YOUR OBJECTIVE: State the number of lines in these records holding "modified". Say nothing more.

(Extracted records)
○ ○ ○ ○ ○ ○ ○
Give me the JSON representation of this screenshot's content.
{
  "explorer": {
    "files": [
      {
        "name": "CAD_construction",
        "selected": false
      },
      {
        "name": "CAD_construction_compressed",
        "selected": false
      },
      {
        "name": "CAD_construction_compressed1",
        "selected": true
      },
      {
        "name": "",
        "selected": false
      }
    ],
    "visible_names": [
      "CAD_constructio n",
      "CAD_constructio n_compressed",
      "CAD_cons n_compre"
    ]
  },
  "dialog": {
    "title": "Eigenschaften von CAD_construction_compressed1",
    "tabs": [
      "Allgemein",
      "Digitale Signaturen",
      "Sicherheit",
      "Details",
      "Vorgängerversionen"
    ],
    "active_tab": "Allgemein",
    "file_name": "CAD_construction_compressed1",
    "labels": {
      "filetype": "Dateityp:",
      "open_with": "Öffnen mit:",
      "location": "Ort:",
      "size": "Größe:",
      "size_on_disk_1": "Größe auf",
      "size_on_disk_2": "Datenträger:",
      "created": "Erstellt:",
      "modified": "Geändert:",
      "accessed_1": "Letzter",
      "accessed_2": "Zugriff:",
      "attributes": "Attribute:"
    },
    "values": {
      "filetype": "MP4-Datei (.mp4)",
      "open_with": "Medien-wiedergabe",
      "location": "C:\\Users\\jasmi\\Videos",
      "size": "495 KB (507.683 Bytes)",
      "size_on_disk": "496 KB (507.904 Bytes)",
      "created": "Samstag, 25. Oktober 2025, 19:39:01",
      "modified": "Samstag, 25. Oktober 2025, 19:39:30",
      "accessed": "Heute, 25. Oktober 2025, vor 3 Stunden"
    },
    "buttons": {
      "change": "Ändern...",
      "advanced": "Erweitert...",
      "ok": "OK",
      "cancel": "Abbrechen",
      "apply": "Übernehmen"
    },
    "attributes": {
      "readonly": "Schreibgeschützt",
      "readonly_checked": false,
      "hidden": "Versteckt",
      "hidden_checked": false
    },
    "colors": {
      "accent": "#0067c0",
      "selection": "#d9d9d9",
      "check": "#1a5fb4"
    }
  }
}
○ ○ ○ ○ ○ ○ ○
WORKED SOLUTION: 2